[Dataset records]

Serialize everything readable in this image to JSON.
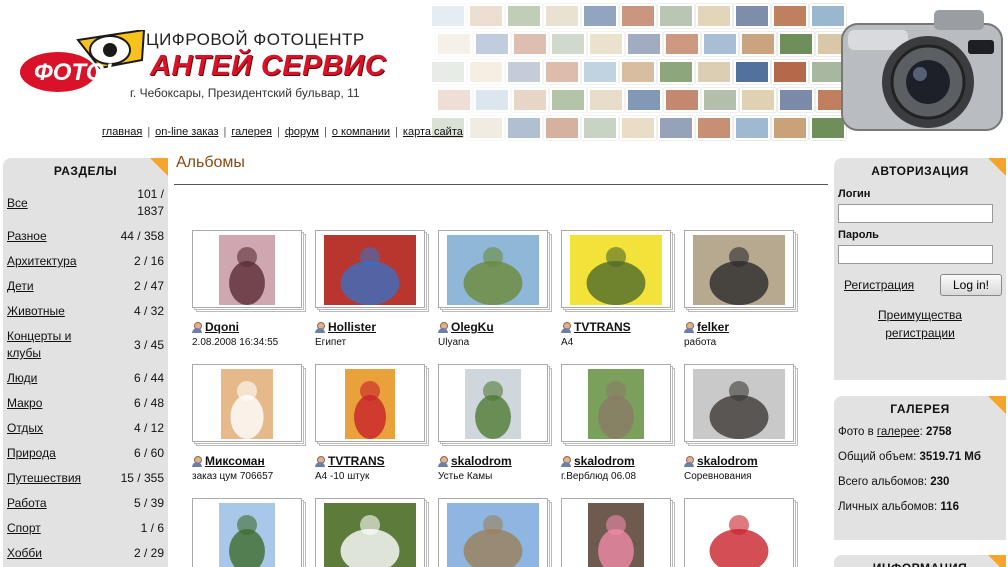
{
  "header": {
    "tagline": "ЦИФРОВОЙ ФОТОЦЕНТР",
    "brand": "АНТЕЙ СЕРВИС",
    "badge_text": "ФОТО!",
    "address": "г. Чебоксары, Президентский бульвар, 11"
  },
  "nav": [
    {
      "label": "главная"
    },
    {
      "label": "on-line заказ"
    },
    {
      "label": "галерея"
    },
    {
      "label": "форум"
    },
    {
      "label": "о компании"
    },
    {
      "label": "карта сайта"
    }
  ],
  "sections": {
    "title": "РАЗДЕЛЫ",
    "items": [
      {
        "label": "Все",
        "count": "101 / 1837"
      },
      {
        "label": "Разное",
        "count": "44 / 358"
      },
      {
        "label": "Архитектура",
        "count": "2 / 16"
      },
      {
        "label": "Дети",
        "count": "2 / 47"
      },
      {
        "label": "Животные",
        "count": "4 / 32"
      },
      {
        "label": "Концерты и клубы",
        "count": "3 / 45"
      },
      {
        "label": "Люди",
        "count": "6 / 44"
      },
      {
        "label": "Макро",
        "count": "6 / 48"
      },
      {
        "label": "Отдых",
        "count": "4 / 12"
      },
      {
        "label": "Природа",
        "count": "6 / 60"
      },
      {
        "label": "Путешествия",
        "count": "15 / 355"
      },
      {
        "label": "Работа",
        "count": "5 / 39"
      },
      {
        "label": "Спорт",
        "count": "1 / 6"
      },
      {
        "label": "Хобби",
        "count": "2 / 29"
      }
    ]
  },
  "main": {
    "title": "Альбомы",
    "albums": [
      {
        "owner": "Dqoni",
        "caption": "2.08.2008 16:34:55",
        "thumb": "portrait-girl"
      },
      {
        "owner": "Hollister",
        "caption": "Египет",
        "thumb": "restaurant-man"
      },
      {
        "owner": "OlegKu",
        "caption": "Ulyana",
        "thumb": "fountain-girl"
      },
      {
        "owner": "TVTRANS",
        "caption": "A4",
        "thumb": "yellow-flyer"
      },
      {
        "owner": "felker",
        "caption": "работа",
        "thumb": "group-photo"
      },
      {
        "owner": "Миксоман",
        "caption": "заказ цум 706657",
        "thumb": "wedding"
      },
      {
        "owner": "TVTRANS",
        "caption": "A4 -10 штук",
        "thumb": "doors-poster"
      },
      {
        "owner": "skalodrom",
        "caption": "Устье Камы",
        "thumb": "river-tree"
      },
      {
        "owner": "skalodrom",
        "caption": "г.Верблюд 06.08",
        "thumb": "kid-rocks"
      },
      {
        "owner": "skalodrom",
        "caption": "Соревнования",
        "thumb": "climbing"
      },
      {
        "owner": "",
        "caption": "",
        "thumb": "pines"
      },
      {
        "owner": "",
        "caption": "",
        "thumb": "daisies"
      },
      {
        "owner": "",
        "caption": "",
        "thumb": "mountains"
      },
      {
        "owner": "",
        "caption": "",
        "thumb": "girl-dress"
      },
      {
        "owner": "",
        "caption": "",
        "thumb": "guards-poster"
      }
    ]
  },
  "auth": {
    "title": "АВТОРИЗАЦИЯ",
    "login_label": "Логин",
    "password_label": "Пароль",
    "register_link": "Регистрация",
    "login_button": "Log in!",
    "benefits_link": "Преимущества регистрации"
  },
  "gallery": {
    "title": "ГАЛЕРЕЯ",
    "photos_prefix": "Фото в ",
    "photos_link": "галерее",
    "photos_sep": ": ",
    "photos_value": "2758",
    "volume_label": "Общий объем: ",
    "volume_value": "3519.71 Мб",
    "albums_label": "Всего альбомов: ",
    "albums_value": "230",
    "personal_label": "Личных альбомов: ",
    "personal_value": "116"
  },
  "info": {
    "title": "ИНФОРМАЦИЯ"
  },
  "colors": {
    "accent_orange": "#f6a52a",
    "panel_gray": "#e2e2e2",
    "brand_red": "#d9122a",
    "title_brown": "#8b4a12"
  }
}
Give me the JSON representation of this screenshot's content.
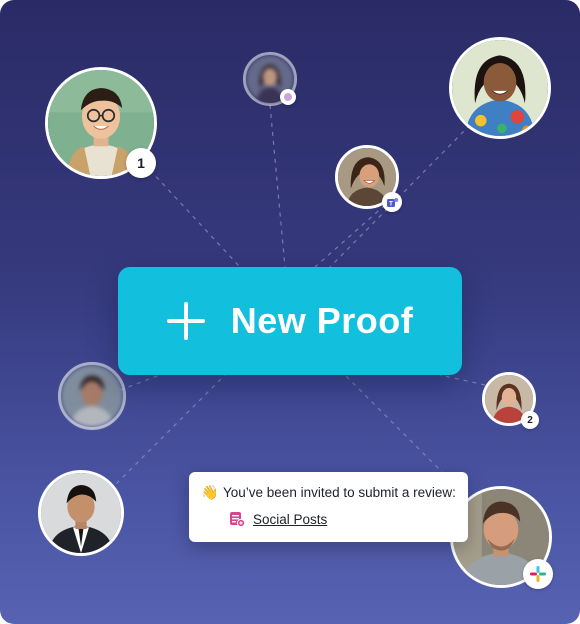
{
  "main_button": {
    "label": "New Proof"
  },
  "invite": {
    "emoji": "👋",
    "message": "You’ve been invited to submit a review:",
    "document_name": "Social Posts"
  },
  "badges": {
    "first": "1",
    "second": "2"
  },
  "integrations": [
    "teams-icon",
    "slack-icon"
  ],
  "colors": {
    "accent": "#12bfdc",
    "background_top": "#2a2b66",
    "background_bottom": "#5763b2",
    "doc_icon": "#d6458f"
  }
}
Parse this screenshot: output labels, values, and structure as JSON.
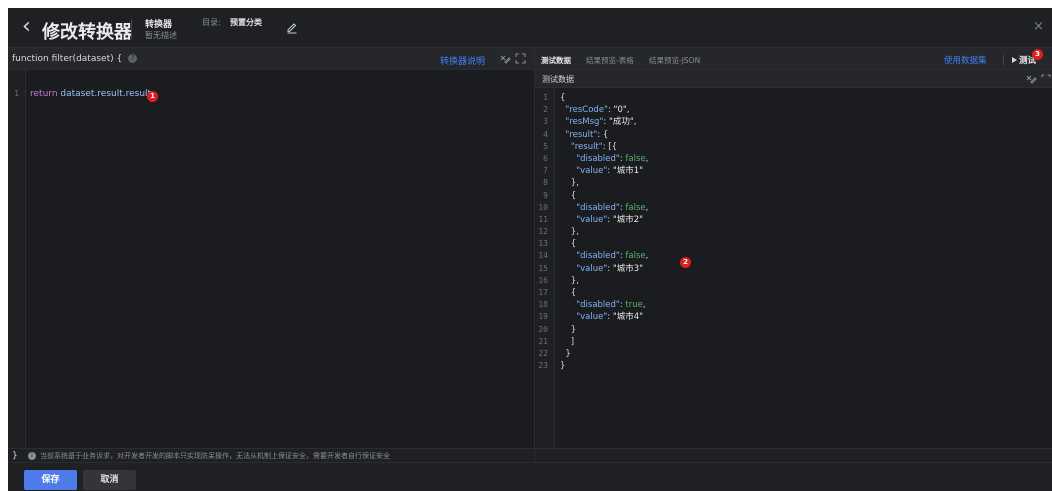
{
  "header": {
    "back_glyph": "‹",
    "title": "修改转换器",
    "converter_name": "转换器",
    "converter_desc": "暂无描述",
    "directory_label": "目录:",
    "directory_value": "预置分类",
    "close_glyph": "×"
  },
  "left": {
    "function_signature": "function filter(dataset) {",
    "help_glyph": "?",
    "converter_help_link": "转换器说明",
    "code_lines": [
      {
        "num": "1",
        "keyword": "return",
        "text": " dataset.result.result"
      }
    ],
    "closing_brace": "}",
    "info_glyph": "i",
    "notice": "当前系统基于业务诉求，对开发者开发的脚本只实现防呆操作，无法从机制上保证安全，需要开发者自行保证安全"
  },
  "right": {
    "tabs": [
      {
        "label": "测试数据",
        "active": true
      },
      {
        "label": "结果预览-表格",
        "active": false
      },
      {
        "label": "结果预览-JSON",
        "active": false
      }
    ],
    "use_dataset": "使用数据集",
    "test_button": "测试",
    "subtitle": "测试数据",
    "json_lines": [
      "{",
      "  \"resCode\": \"0\",",
      "  \"resMsg\": \"成功\",",
      "  \"result\": {",
      "    \"result\": [{",
      "      \"disabled\": false,",
      "      \"value\": \"城市1\"",
      "    },",
      "    {",
      "      \"disabled\": false,",
      "      \"value\": \"城市2\"",
      "    },",
      "    {",
      "      \"disabled\": false,",
      "      \"value\": \"城市3\"",
      "    },",
      "    {",
      "      \"disabled\": true,",
      "      \"value\": \"城市4\"",
      "    }",
      "    ]",
      "  }",
      "}"
    ]
  },
  "badges": {
    "one": "1",
    "two": "2",
    "three": "3"
  },
  "footer": {
    "save_label": "保存",
    "cancel_label": "取消"
  },
  "colors": {
    "accent": "#4f7bea",
    "link": "#3b82f6",
    "badge": "#e11d1d",
    "keyword": "#c678dd",
    "json_key": "#7fb4f5",
    "json_bool": "#57b36a"
  }
}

Task objective –
From the listing above, copy all lines holding the word "screenshot".

Exercise response –
Give me the JSON representation of this screenshot's content.
Parse this screenshot: output labels, values, and structure as JSON.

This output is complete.